**DATASET CONTENT:**
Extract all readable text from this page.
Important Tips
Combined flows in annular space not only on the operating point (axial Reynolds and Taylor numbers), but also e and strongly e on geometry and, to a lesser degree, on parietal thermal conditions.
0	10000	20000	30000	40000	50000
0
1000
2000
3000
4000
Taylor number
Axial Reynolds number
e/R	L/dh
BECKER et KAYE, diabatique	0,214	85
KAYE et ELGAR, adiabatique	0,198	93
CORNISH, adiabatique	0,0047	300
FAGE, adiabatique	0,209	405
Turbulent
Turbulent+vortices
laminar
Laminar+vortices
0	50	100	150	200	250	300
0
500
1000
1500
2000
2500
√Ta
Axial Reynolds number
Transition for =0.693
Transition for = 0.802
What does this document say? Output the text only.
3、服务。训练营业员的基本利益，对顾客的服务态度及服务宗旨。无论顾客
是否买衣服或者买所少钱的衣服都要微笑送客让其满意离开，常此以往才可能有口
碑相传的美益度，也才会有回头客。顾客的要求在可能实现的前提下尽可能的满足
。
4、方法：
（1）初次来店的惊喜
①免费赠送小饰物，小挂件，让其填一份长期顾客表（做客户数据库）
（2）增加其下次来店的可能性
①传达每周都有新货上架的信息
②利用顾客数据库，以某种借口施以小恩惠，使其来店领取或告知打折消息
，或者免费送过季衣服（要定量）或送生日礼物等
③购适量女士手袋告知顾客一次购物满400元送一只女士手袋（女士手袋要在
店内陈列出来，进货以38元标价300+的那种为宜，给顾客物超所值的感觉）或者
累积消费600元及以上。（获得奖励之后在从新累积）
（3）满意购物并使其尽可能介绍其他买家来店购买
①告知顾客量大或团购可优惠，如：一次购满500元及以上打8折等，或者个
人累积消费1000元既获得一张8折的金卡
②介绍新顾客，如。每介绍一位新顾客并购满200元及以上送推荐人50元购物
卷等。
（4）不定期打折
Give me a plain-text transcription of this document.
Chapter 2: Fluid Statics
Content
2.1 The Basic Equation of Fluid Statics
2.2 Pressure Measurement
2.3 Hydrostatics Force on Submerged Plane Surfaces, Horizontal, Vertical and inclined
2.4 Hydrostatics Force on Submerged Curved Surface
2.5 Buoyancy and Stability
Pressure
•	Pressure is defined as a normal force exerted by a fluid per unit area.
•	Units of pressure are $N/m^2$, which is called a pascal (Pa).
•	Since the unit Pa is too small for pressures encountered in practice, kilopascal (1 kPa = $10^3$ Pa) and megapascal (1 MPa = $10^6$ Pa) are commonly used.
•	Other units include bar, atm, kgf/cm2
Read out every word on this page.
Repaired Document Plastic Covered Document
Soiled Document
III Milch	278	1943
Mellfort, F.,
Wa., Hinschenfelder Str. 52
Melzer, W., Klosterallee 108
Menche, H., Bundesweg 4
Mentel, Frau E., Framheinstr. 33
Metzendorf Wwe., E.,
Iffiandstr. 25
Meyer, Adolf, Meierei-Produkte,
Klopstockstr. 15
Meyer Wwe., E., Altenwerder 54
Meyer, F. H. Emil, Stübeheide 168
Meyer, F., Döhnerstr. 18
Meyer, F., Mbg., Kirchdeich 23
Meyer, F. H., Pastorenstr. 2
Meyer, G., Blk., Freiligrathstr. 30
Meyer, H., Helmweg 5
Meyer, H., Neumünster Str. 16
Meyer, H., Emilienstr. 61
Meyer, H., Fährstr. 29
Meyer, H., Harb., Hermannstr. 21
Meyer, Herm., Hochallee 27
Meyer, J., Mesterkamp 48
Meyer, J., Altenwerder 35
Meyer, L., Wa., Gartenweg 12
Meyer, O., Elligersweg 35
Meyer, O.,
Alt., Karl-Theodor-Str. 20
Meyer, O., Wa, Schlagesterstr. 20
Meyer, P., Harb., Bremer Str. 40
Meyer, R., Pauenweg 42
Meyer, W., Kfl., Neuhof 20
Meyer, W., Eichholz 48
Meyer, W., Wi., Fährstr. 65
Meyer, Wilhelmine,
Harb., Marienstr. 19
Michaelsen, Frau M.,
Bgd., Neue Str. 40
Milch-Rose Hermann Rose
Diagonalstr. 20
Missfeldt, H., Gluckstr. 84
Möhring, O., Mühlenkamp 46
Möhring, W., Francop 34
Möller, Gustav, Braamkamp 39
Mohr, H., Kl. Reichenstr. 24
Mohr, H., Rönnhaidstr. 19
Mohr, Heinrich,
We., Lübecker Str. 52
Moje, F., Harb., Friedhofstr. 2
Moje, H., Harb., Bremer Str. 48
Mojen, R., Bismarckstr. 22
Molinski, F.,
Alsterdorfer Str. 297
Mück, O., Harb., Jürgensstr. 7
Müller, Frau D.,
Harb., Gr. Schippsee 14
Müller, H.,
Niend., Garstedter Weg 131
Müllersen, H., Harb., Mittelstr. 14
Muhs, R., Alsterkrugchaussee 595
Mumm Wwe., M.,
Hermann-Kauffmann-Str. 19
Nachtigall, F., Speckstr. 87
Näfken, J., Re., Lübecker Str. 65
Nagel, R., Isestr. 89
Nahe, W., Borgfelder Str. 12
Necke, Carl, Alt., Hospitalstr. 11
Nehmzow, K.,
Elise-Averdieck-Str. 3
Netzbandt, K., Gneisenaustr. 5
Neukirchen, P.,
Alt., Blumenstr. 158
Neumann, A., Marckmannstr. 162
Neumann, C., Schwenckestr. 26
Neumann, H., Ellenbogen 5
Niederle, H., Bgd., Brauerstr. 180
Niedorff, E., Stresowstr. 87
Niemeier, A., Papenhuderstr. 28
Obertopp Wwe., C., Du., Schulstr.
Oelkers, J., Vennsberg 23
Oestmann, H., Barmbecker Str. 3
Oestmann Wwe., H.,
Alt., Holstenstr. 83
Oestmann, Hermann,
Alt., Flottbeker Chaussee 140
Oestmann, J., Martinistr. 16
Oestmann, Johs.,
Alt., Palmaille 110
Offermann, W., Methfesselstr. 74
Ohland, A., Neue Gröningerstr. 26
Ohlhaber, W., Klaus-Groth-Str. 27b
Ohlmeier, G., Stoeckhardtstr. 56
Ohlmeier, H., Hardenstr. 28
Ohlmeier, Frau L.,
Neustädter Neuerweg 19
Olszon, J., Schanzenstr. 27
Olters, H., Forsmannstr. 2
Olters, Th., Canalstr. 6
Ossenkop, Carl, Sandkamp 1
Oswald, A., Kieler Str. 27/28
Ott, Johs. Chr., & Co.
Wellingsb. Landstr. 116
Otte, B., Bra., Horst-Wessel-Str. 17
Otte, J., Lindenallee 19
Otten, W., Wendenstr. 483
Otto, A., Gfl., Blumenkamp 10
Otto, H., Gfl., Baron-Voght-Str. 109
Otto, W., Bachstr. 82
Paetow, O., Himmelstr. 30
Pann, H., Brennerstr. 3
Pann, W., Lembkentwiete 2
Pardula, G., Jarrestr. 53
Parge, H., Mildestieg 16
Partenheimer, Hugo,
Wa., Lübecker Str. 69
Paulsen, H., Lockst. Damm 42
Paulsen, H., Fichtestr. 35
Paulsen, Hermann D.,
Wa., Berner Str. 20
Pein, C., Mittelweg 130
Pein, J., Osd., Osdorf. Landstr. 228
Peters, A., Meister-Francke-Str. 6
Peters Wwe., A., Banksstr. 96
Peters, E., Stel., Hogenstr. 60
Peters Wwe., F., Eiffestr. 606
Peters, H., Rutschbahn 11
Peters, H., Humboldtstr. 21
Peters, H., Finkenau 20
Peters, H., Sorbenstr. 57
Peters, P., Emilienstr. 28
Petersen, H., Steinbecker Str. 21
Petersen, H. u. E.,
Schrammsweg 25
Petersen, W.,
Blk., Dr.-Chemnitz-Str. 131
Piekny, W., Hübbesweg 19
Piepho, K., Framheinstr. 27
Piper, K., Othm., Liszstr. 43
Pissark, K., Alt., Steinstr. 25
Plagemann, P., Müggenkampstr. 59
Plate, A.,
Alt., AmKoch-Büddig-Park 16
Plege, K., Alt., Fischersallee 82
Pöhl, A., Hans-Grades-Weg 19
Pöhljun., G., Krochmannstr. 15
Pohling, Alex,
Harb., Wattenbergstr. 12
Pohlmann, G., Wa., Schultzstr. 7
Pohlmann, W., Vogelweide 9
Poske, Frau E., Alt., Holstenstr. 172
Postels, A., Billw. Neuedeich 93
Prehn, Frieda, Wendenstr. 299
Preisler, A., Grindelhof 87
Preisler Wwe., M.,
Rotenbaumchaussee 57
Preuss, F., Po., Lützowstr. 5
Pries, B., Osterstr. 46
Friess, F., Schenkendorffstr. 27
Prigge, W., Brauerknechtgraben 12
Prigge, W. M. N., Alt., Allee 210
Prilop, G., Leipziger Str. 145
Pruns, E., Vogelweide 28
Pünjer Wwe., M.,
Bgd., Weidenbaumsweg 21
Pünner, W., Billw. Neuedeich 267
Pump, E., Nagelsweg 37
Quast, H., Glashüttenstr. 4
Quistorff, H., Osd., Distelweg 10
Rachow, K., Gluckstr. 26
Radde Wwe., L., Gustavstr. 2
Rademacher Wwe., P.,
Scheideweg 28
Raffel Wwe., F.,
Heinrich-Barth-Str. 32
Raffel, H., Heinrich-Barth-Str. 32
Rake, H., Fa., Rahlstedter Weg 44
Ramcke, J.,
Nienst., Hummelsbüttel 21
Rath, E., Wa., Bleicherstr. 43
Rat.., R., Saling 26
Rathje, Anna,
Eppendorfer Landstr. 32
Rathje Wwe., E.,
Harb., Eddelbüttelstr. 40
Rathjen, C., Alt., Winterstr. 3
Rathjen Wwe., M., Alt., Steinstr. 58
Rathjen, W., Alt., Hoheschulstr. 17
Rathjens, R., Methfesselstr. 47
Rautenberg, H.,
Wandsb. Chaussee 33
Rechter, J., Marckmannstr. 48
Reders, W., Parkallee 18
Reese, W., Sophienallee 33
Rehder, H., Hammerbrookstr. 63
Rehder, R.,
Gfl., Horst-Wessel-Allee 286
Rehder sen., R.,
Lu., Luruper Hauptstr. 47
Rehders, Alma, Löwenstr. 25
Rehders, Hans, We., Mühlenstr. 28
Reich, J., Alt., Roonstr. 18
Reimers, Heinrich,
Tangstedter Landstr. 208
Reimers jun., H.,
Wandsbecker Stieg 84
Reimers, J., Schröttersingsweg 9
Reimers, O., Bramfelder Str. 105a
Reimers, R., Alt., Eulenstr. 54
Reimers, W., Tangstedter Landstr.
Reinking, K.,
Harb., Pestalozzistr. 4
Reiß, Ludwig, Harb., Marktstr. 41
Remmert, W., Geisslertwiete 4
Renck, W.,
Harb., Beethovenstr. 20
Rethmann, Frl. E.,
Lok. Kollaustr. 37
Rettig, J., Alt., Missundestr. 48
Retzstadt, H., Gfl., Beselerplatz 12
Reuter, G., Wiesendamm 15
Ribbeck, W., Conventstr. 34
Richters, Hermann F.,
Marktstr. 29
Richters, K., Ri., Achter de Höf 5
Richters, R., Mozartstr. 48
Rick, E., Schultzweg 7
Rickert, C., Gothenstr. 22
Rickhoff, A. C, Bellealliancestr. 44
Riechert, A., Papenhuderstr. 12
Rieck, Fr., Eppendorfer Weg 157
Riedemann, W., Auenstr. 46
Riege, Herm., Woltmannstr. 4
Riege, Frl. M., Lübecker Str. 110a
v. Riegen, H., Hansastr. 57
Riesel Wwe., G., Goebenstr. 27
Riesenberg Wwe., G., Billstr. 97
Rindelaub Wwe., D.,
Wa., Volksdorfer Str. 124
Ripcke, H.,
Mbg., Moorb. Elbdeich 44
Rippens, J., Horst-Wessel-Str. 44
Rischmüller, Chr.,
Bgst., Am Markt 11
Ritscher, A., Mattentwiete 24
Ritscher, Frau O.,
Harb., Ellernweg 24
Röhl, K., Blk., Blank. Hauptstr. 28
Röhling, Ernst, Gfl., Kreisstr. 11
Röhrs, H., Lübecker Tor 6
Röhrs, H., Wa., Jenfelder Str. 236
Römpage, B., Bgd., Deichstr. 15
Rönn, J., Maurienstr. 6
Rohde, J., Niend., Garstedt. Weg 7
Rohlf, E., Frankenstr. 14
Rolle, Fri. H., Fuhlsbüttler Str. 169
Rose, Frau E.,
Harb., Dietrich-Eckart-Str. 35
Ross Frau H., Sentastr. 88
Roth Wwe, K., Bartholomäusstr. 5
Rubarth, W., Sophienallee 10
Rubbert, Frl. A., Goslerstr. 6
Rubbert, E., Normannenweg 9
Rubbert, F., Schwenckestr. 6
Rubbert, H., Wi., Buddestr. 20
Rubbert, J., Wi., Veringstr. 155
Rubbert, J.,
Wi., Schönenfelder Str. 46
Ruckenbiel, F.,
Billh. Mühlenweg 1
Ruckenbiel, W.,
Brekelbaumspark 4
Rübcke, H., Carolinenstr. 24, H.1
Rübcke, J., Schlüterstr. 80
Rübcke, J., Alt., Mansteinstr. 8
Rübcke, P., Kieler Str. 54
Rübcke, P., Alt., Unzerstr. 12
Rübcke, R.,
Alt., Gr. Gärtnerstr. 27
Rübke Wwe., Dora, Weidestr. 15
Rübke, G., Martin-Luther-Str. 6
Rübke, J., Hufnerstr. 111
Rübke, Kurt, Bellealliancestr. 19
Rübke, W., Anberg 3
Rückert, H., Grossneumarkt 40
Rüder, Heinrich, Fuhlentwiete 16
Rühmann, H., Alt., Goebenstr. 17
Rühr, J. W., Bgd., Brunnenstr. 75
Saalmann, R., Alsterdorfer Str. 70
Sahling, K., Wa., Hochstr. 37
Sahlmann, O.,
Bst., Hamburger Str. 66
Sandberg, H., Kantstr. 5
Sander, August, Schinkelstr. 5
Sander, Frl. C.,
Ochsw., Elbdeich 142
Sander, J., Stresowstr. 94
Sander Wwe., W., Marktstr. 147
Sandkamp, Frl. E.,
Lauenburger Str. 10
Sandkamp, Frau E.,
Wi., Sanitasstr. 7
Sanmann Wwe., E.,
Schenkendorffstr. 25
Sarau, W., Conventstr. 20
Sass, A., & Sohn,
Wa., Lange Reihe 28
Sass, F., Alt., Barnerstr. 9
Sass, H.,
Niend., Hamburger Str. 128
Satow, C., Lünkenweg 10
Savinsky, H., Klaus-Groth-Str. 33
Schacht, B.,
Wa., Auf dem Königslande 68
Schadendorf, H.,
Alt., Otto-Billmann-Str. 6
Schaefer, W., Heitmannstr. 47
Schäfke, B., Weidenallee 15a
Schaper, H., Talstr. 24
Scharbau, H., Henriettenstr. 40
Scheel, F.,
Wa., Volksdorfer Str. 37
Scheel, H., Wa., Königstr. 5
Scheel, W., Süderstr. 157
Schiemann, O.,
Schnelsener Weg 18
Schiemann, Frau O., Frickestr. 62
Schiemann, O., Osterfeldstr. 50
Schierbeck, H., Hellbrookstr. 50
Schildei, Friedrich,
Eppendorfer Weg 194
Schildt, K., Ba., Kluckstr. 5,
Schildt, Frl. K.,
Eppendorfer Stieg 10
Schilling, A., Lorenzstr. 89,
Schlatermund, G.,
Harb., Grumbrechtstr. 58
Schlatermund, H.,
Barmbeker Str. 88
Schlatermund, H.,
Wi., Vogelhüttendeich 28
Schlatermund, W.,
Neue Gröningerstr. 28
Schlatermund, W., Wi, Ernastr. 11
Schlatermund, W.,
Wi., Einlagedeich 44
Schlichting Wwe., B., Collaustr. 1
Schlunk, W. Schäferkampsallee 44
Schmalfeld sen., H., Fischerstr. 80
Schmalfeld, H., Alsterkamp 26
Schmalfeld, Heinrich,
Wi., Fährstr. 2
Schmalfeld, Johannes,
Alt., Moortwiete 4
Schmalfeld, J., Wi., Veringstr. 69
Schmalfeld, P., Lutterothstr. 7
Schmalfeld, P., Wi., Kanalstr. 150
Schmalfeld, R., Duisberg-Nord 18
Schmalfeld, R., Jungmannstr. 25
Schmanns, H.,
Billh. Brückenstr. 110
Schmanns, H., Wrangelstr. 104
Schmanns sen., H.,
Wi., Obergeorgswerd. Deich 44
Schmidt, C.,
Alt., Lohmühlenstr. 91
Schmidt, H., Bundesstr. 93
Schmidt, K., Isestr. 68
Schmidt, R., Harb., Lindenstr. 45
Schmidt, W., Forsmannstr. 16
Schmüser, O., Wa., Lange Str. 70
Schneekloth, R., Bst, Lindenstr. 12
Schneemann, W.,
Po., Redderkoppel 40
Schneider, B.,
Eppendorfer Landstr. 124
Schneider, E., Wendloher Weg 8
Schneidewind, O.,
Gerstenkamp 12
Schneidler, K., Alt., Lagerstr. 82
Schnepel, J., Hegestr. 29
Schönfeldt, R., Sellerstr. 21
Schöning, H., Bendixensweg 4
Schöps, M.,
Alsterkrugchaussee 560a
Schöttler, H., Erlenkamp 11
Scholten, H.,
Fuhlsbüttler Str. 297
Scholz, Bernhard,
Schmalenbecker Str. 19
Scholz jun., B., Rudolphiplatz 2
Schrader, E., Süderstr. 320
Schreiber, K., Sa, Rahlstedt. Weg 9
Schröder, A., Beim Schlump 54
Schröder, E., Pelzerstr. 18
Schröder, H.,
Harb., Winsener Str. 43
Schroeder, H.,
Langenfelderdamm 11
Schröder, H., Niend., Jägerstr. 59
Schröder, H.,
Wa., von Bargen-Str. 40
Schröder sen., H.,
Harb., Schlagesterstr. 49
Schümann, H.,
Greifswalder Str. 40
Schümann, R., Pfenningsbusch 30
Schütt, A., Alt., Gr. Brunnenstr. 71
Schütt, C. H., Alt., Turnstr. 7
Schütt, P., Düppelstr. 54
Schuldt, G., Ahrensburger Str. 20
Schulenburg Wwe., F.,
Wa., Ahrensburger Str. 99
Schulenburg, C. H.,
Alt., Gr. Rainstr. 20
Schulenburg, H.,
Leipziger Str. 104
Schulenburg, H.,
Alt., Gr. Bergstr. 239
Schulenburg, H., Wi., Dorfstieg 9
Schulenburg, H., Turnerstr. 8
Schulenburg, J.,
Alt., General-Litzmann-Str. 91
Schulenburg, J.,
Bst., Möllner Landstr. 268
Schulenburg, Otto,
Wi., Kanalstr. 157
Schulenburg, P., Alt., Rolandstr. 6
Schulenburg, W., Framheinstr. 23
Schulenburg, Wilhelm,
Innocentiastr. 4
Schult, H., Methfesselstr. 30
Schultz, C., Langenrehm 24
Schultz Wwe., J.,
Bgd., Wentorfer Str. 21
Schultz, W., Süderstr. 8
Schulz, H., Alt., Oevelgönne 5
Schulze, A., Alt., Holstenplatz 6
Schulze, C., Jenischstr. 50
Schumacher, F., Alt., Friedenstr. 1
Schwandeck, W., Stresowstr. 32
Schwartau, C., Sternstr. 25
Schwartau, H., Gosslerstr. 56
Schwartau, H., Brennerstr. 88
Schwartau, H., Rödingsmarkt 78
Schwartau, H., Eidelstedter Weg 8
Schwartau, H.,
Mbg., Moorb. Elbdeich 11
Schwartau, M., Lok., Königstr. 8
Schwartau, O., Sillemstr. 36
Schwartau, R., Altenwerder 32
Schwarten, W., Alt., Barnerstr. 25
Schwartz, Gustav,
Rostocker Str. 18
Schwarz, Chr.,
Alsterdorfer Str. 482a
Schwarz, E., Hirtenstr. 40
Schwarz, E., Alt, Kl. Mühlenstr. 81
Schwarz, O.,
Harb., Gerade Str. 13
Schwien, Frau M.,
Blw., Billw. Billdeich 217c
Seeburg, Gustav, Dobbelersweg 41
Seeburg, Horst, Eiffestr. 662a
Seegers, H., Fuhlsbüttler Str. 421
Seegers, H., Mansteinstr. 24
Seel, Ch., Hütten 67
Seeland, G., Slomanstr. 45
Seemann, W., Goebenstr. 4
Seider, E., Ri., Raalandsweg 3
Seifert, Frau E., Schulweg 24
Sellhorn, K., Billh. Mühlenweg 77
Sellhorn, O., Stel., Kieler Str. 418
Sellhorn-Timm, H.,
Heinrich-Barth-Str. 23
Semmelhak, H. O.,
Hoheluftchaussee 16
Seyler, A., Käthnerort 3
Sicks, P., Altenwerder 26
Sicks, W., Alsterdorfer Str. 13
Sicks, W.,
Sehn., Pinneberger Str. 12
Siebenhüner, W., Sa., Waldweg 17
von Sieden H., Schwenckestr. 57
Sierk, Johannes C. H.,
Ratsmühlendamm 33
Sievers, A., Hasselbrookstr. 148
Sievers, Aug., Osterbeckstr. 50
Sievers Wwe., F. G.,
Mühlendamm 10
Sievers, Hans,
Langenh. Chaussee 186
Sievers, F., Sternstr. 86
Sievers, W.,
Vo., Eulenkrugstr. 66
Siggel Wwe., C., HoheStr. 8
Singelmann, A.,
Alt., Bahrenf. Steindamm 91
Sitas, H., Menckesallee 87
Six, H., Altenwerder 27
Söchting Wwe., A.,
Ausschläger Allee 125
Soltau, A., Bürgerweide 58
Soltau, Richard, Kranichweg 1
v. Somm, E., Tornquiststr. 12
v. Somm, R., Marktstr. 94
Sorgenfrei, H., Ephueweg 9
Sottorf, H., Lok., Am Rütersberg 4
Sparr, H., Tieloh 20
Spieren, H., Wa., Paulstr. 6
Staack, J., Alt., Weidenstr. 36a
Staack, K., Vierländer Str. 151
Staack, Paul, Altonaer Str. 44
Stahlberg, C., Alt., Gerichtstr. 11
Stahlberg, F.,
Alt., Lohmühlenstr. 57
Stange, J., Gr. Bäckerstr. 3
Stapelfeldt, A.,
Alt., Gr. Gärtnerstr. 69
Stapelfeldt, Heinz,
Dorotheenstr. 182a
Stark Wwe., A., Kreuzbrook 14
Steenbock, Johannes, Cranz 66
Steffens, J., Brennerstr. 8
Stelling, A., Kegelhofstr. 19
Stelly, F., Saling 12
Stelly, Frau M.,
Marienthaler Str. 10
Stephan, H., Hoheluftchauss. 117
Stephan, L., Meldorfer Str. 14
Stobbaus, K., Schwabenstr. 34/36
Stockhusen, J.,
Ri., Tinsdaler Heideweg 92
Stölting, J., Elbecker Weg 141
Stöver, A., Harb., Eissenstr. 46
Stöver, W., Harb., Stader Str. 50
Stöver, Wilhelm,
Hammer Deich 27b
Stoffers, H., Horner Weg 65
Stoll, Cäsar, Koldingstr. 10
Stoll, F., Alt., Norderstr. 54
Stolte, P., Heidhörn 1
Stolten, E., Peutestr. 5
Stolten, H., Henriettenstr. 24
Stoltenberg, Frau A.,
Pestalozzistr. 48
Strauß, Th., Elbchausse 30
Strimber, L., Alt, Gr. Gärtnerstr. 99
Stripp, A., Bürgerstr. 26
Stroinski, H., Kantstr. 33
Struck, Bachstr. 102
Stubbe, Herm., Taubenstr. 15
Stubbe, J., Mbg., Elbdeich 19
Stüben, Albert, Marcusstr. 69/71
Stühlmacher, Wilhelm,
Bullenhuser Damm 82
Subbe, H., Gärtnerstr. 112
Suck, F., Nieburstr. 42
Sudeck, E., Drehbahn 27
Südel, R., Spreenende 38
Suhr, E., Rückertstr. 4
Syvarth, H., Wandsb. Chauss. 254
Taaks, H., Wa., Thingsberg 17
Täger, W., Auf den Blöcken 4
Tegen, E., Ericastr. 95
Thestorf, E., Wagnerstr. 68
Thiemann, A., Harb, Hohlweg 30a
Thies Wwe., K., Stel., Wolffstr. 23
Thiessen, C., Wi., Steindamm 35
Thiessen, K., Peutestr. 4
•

**TASK DIRECTIONS:** Collect every line from the records above that contains the word "Rubbert".

**SOLUTION:**
Rubbert, Frl. A., Goslerstr. 6
Rubbert, E., Normannenweg 9
Rubbert, F., Schwenckestr. 6
Rubbert, H., Wi., Buddestr. 20
Rubbert, J., Wi., Veringstr. 155
Rubbert, J.,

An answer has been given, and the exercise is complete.